* [EXERCISE]:
Tally the lines that include "viii". Output the number only.

* [SUPPLIED DATA]:

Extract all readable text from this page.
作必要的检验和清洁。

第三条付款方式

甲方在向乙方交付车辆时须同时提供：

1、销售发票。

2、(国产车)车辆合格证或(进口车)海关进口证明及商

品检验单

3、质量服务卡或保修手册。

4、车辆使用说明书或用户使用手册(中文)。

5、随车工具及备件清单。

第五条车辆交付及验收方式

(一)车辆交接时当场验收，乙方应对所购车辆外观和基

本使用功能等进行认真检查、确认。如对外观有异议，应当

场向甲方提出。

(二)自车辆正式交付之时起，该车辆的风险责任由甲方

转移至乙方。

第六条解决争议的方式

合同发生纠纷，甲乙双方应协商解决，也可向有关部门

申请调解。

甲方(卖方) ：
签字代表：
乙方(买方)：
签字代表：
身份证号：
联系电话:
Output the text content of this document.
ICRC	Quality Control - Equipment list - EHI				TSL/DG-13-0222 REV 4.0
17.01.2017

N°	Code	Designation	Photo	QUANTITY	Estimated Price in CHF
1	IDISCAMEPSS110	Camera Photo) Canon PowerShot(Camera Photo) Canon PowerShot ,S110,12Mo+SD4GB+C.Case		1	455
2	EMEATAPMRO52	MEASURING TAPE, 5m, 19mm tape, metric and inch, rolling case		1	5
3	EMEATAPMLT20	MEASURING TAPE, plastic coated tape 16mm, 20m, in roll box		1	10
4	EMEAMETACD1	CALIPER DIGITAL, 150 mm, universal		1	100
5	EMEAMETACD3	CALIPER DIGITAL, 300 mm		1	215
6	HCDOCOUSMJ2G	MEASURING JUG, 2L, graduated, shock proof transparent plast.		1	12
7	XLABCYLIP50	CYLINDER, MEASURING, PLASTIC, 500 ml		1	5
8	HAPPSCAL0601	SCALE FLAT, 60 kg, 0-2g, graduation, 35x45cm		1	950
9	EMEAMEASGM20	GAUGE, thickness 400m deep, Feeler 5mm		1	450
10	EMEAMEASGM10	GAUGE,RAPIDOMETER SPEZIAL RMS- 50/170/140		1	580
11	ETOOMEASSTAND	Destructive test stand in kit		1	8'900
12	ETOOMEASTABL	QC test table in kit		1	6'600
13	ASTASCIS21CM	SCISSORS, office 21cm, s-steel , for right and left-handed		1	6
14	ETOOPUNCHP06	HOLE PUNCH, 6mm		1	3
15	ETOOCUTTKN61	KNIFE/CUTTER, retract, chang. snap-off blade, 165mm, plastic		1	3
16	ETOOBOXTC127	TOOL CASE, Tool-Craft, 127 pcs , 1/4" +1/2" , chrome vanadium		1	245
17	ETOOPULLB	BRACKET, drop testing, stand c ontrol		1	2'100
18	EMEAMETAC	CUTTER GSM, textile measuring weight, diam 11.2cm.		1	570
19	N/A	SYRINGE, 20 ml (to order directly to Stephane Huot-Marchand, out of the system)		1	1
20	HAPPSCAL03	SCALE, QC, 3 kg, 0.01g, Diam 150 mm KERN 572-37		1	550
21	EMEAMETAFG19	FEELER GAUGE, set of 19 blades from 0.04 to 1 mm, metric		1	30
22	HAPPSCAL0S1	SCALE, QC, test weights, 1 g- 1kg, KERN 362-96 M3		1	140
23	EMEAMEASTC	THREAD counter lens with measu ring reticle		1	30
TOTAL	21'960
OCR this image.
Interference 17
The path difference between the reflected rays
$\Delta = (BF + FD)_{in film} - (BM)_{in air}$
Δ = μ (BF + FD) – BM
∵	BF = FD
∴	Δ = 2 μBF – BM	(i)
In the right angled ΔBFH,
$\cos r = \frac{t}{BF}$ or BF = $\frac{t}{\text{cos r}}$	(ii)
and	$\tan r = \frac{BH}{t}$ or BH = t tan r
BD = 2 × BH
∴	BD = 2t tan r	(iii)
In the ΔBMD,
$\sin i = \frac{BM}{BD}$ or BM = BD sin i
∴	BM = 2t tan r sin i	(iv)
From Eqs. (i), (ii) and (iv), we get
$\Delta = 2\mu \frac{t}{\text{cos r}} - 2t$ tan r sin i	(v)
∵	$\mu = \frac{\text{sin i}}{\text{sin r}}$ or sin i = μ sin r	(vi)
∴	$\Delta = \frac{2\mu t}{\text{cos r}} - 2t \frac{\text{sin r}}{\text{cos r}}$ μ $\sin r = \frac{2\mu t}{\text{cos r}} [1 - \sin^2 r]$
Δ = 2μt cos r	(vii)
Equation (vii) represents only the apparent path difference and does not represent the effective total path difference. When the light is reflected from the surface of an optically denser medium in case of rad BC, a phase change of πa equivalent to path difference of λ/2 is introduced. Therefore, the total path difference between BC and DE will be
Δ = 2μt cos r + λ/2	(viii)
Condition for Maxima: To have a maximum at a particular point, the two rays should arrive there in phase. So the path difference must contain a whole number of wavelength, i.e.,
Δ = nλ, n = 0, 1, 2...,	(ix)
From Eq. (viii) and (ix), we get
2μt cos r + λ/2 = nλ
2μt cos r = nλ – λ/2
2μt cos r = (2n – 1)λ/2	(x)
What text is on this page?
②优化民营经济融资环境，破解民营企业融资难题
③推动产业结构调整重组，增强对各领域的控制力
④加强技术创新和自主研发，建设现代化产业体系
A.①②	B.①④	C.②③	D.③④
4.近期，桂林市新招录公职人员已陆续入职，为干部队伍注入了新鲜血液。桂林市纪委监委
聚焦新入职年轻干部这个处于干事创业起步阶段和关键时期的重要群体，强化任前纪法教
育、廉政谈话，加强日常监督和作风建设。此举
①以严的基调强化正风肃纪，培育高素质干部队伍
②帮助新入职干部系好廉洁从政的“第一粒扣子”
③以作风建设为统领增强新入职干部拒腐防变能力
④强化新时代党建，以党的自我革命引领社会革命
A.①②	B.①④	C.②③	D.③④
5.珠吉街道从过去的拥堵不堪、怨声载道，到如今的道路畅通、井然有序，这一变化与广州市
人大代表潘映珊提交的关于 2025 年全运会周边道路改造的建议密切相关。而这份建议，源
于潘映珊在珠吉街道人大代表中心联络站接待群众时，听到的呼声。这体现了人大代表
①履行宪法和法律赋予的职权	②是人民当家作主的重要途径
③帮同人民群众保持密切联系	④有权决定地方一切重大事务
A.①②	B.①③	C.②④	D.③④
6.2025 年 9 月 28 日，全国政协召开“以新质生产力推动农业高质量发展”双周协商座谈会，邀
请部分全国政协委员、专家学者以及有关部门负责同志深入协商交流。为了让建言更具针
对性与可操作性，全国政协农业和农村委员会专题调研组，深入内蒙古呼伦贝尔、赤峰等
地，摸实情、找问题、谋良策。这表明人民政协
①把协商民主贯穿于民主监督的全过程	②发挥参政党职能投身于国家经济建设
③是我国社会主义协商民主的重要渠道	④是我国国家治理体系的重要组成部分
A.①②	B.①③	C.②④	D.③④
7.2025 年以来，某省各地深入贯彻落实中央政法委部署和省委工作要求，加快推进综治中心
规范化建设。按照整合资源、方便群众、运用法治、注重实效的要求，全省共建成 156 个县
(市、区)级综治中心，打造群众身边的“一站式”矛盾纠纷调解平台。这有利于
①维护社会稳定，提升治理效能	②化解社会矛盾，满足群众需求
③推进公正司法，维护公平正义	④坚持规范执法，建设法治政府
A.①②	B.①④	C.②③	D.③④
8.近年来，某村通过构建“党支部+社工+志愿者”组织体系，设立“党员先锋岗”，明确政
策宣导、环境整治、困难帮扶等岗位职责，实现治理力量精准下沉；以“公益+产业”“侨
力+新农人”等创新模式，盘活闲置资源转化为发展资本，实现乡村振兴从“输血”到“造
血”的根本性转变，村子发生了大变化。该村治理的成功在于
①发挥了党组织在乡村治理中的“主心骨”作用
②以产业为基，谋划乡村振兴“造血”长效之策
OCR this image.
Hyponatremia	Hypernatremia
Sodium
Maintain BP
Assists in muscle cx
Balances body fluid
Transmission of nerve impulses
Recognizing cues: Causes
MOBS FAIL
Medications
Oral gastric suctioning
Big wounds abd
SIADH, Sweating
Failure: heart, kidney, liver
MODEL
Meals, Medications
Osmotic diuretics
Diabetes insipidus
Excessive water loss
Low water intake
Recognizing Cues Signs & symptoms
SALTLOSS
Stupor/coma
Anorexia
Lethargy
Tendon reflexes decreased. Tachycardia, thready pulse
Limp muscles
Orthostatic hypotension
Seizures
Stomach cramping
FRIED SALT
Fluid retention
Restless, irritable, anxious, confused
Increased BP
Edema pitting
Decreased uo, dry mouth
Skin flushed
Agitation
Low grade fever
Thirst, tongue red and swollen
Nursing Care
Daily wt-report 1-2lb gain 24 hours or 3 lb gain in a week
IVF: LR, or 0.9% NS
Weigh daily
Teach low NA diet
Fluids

* [EXERCISE RESPONSE]:
2